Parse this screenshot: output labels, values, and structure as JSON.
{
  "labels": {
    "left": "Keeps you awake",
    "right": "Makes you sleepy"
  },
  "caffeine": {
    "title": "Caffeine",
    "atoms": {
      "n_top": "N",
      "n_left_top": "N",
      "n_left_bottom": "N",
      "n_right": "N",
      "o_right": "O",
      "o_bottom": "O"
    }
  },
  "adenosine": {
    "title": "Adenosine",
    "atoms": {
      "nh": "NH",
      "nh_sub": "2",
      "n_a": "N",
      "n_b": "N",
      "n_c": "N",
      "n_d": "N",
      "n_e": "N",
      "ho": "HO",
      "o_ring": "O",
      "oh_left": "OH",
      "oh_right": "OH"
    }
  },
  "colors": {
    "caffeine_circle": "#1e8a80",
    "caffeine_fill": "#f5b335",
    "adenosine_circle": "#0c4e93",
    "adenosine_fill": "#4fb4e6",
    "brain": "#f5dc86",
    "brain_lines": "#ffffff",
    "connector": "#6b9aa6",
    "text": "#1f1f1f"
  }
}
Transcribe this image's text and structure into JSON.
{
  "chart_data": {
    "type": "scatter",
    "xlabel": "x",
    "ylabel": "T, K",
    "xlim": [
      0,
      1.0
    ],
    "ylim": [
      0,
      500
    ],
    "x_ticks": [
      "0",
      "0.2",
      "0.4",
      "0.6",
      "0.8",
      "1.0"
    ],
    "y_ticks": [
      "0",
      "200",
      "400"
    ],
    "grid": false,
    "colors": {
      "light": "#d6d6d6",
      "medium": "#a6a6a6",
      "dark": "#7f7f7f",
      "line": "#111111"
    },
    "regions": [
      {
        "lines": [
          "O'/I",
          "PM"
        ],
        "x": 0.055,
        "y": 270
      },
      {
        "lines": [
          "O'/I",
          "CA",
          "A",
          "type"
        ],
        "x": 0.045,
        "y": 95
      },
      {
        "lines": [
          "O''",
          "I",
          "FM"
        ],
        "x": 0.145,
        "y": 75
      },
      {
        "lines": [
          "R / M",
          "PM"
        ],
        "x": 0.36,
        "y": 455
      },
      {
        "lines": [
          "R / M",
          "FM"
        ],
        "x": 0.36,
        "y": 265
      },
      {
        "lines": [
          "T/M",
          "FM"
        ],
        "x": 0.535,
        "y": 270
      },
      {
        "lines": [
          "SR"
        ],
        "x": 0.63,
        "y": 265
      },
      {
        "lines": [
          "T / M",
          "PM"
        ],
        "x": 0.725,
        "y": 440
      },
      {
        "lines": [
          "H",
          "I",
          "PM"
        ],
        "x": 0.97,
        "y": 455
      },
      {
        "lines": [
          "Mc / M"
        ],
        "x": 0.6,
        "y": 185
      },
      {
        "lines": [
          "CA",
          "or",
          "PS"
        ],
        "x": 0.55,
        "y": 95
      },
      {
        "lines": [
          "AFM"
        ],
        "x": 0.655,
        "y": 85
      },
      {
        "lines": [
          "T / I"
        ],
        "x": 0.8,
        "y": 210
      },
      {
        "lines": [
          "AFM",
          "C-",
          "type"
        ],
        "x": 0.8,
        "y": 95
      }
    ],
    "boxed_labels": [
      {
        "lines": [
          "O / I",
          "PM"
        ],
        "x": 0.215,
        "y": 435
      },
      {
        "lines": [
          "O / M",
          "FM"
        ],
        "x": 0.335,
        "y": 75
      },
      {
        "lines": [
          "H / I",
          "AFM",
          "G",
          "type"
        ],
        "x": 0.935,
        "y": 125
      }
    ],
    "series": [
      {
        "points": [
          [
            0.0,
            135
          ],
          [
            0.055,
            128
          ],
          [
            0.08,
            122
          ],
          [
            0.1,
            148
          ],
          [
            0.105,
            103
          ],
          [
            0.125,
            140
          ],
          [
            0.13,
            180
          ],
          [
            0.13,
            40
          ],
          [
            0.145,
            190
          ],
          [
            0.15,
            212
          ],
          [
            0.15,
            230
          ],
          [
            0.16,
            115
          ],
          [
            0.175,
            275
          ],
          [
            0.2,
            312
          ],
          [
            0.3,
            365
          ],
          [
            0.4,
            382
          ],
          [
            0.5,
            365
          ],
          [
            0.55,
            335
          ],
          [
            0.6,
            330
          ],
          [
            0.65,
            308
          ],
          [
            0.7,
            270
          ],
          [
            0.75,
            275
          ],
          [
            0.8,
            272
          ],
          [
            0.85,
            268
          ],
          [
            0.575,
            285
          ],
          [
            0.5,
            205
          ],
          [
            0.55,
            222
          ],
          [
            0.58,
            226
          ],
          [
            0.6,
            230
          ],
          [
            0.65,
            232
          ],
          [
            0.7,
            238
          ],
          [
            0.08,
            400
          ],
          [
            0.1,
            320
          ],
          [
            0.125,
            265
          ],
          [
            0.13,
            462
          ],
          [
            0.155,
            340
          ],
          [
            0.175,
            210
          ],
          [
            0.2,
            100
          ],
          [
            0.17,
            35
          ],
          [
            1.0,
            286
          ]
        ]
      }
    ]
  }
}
━━━━━━━━
Find the word "JSON" in the entries, and copy every line it shows up in.

Parse this screenshot: output labels, values, and structure as JSON.
Transcribe this image's text and structure into JSON.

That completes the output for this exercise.